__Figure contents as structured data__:
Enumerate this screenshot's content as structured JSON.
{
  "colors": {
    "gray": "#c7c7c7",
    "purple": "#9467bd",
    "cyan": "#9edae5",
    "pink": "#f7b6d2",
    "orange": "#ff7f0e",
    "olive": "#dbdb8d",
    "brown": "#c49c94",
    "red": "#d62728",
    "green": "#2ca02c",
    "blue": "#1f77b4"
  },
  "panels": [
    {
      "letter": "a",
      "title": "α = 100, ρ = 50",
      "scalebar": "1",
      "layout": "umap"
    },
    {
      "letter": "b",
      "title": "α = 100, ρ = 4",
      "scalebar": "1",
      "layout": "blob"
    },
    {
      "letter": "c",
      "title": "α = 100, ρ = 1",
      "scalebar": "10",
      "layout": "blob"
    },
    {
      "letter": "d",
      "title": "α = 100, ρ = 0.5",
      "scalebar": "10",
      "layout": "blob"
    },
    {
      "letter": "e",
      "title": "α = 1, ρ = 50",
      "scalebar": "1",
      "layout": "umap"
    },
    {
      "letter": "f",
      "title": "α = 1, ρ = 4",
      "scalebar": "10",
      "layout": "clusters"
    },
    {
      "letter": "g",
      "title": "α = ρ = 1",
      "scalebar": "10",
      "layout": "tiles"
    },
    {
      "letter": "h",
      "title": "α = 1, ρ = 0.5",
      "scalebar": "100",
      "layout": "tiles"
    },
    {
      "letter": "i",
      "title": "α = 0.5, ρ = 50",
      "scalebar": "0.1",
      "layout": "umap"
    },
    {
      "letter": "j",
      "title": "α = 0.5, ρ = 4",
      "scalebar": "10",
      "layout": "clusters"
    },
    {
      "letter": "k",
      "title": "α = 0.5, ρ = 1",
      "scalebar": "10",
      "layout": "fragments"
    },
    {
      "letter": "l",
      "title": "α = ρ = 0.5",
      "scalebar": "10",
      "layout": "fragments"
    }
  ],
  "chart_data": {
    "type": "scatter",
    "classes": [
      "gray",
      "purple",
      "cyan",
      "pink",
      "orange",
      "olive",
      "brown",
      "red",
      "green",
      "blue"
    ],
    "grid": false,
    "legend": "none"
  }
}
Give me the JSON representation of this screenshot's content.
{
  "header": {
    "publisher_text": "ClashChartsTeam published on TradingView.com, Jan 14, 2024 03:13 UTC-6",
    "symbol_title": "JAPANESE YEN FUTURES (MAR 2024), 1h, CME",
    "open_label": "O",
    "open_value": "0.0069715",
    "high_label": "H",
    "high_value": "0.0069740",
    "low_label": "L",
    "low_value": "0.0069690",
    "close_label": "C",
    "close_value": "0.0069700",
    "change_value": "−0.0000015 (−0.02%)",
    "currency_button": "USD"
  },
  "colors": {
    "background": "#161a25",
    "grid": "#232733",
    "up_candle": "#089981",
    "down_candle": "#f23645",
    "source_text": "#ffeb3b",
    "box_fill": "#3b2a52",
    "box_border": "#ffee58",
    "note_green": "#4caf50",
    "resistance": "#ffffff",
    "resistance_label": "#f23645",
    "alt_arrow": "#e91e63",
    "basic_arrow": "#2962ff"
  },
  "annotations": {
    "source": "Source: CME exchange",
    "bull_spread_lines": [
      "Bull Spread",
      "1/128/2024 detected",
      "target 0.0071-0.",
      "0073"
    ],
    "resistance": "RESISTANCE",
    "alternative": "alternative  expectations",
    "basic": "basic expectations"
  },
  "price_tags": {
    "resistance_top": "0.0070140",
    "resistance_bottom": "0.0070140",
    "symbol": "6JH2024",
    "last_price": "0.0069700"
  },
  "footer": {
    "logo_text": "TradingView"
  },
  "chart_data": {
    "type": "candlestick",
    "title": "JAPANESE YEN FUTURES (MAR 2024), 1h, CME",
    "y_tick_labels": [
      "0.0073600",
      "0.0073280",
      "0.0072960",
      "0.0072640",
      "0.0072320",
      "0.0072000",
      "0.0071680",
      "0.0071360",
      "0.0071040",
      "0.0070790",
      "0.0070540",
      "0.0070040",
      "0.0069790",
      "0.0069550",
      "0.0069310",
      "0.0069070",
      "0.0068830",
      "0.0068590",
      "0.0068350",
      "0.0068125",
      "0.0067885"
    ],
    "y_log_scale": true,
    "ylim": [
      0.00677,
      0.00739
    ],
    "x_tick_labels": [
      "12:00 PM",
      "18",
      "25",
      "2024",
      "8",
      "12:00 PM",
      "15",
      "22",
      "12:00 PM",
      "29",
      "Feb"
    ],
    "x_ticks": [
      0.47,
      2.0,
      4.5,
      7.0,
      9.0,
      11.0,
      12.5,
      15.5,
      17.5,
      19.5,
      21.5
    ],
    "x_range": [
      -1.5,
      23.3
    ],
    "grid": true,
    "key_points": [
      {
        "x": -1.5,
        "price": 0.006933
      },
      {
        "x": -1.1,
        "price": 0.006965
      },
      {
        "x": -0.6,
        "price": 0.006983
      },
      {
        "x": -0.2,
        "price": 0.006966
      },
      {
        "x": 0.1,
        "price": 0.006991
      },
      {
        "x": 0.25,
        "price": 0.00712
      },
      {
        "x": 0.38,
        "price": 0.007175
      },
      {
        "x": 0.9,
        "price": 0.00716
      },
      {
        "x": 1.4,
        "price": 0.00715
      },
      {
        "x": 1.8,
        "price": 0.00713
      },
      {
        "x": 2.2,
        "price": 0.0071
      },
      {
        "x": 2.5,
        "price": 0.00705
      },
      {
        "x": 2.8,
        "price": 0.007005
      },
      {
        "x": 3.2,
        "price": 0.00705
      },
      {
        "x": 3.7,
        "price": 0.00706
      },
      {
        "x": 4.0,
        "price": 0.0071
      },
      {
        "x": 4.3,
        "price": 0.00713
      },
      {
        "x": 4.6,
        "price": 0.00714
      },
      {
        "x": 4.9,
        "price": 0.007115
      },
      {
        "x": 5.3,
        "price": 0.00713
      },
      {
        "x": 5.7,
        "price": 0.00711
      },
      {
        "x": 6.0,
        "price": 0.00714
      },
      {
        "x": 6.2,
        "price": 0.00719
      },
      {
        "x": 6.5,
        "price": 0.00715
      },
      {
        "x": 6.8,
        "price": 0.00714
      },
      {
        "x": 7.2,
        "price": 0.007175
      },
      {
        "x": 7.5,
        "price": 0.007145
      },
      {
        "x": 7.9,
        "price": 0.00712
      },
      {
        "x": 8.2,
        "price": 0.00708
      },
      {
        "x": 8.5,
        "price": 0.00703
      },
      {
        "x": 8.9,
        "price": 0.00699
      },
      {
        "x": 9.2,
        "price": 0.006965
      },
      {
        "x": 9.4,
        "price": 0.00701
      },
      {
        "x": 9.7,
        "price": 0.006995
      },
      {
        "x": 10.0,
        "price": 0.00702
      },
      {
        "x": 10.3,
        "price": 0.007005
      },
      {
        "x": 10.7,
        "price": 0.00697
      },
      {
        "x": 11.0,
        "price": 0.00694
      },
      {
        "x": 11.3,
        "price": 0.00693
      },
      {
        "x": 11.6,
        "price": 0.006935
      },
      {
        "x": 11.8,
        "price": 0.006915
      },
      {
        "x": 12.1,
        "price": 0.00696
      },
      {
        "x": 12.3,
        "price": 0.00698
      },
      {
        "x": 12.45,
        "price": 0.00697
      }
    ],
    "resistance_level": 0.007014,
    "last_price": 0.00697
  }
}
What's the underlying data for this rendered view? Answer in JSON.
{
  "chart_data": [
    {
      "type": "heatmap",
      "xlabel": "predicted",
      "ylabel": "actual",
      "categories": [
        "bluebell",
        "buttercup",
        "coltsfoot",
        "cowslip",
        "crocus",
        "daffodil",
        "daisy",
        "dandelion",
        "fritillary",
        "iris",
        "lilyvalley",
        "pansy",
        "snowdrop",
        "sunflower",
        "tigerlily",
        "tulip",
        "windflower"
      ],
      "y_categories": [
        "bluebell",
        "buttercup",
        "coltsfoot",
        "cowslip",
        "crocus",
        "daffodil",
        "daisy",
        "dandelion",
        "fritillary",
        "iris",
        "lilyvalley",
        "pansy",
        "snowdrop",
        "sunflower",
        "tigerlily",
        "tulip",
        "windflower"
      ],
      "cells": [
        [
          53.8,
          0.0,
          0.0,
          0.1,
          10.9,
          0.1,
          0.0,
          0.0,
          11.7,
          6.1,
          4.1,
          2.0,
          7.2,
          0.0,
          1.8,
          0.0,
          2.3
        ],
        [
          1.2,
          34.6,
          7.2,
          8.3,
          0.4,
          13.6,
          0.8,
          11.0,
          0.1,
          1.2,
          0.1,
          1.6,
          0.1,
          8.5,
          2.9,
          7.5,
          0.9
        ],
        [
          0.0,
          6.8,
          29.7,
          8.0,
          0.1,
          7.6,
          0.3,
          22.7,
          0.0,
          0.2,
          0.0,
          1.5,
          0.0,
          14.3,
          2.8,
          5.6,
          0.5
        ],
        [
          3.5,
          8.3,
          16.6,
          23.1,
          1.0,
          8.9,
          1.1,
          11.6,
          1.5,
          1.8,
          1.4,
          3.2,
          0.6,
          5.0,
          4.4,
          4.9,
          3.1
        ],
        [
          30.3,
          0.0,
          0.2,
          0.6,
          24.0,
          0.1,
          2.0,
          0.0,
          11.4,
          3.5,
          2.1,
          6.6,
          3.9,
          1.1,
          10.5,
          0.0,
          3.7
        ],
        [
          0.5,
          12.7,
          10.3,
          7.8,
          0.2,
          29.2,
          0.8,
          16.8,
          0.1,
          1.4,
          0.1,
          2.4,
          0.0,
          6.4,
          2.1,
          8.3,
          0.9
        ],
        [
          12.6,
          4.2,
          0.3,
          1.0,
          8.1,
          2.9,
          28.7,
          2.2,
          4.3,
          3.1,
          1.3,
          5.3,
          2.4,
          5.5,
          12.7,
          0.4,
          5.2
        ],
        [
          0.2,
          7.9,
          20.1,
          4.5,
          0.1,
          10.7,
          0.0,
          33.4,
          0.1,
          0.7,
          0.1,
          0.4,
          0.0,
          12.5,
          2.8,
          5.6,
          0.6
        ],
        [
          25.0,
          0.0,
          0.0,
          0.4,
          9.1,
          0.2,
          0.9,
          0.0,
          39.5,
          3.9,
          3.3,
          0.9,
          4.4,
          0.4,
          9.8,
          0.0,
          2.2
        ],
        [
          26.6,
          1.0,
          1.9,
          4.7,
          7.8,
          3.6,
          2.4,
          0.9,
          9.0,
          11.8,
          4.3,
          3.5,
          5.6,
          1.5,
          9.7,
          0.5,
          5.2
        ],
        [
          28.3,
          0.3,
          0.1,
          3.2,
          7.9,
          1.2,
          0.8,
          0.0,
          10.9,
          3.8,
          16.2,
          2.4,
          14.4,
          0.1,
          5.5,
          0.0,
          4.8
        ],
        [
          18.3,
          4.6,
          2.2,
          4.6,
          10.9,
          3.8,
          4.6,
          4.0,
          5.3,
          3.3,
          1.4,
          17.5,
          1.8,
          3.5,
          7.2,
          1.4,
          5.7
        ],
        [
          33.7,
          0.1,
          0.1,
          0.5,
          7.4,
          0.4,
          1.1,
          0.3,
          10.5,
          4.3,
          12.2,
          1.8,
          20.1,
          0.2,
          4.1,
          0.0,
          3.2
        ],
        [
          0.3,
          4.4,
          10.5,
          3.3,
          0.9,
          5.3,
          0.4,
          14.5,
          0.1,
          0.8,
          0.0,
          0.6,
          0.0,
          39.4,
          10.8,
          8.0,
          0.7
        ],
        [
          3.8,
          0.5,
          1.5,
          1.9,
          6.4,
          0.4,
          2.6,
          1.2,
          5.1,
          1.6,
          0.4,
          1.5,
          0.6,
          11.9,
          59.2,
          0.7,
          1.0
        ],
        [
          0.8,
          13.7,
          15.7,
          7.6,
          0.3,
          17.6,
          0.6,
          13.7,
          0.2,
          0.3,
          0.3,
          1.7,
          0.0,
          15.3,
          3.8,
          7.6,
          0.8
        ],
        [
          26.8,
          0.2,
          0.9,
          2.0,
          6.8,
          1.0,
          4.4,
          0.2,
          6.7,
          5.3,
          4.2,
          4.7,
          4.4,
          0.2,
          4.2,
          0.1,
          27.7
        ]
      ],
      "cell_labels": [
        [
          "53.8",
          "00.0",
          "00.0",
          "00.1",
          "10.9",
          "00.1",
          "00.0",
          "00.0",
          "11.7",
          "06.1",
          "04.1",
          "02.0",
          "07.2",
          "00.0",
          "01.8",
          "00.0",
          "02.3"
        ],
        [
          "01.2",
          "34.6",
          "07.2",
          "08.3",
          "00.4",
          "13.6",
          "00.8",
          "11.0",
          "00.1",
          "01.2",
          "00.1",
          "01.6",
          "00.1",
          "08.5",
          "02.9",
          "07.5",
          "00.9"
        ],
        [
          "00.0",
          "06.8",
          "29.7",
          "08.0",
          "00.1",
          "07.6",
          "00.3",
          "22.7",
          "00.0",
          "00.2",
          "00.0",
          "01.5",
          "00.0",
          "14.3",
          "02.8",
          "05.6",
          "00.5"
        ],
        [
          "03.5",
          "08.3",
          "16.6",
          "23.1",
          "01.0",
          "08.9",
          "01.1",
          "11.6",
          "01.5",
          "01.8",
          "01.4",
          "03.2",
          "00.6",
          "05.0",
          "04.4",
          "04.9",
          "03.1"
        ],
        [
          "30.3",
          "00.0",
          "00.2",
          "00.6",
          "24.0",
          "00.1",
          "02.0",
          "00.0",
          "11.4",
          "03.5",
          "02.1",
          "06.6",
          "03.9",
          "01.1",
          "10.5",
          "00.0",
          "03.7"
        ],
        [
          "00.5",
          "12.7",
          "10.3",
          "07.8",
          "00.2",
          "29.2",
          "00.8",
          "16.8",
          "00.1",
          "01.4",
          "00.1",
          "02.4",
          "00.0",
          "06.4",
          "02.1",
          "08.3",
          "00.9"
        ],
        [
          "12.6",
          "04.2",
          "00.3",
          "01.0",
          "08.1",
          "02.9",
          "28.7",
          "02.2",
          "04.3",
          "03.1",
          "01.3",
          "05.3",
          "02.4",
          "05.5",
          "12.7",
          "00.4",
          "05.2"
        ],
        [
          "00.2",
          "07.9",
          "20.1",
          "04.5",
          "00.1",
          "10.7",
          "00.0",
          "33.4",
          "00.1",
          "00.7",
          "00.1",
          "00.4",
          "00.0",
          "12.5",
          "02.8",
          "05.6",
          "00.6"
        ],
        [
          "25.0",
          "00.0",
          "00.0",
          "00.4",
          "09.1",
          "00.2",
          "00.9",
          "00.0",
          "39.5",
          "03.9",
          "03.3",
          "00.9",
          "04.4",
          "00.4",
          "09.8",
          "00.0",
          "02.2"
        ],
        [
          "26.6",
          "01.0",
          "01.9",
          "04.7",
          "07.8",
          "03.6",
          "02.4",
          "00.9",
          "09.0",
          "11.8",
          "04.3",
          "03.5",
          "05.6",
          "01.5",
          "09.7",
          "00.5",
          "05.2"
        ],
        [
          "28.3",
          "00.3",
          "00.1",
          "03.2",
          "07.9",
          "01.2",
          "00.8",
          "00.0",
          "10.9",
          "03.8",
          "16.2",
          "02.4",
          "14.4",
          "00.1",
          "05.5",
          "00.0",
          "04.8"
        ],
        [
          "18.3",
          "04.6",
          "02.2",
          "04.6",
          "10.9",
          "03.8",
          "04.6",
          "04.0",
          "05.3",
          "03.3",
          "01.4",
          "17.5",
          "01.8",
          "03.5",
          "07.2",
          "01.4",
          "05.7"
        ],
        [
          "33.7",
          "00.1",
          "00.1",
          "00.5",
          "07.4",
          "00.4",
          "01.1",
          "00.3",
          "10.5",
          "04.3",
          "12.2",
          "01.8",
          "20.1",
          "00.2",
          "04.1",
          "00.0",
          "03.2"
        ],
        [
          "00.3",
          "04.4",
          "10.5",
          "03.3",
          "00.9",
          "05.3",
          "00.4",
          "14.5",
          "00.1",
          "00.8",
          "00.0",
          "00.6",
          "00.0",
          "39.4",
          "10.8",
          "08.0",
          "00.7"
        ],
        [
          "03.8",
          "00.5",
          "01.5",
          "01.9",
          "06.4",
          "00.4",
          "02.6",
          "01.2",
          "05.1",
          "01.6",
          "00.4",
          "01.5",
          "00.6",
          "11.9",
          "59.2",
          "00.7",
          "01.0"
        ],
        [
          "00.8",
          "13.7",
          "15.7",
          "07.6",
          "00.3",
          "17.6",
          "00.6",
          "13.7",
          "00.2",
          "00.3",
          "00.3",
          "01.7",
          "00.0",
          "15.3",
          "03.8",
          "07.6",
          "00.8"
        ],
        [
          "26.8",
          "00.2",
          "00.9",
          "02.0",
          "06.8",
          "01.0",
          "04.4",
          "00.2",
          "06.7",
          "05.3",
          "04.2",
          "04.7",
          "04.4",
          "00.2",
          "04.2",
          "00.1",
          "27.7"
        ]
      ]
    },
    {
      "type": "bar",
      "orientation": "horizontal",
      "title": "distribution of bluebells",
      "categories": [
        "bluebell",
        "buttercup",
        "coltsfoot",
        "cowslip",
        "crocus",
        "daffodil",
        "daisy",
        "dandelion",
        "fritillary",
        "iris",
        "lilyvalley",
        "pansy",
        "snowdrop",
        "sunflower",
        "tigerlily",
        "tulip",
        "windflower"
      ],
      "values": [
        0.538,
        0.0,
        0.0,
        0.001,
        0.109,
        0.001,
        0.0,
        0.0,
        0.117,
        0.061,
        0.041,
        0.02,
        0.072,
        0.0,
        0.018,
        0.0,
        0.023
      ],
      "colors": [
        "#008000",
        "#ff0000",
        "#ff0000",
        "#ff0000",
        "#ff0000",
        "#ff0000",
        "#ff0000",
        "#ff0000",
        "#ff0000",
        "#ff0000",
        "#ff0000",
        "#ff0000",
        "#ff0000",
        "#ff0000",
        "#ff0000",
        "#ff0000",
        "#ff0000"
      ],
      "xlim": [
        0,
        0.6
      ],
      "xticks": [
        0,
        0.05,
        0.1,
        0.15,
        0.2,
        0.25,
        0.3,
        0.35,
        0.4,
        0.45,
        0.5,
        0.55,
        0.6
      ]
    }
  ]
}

__Aim__: Report all lines of the data above that include the string "type".

__The output__:
    "type": "scatter",
    "type": "candlestick",
      "type": "heatmap",
      "type": "bar",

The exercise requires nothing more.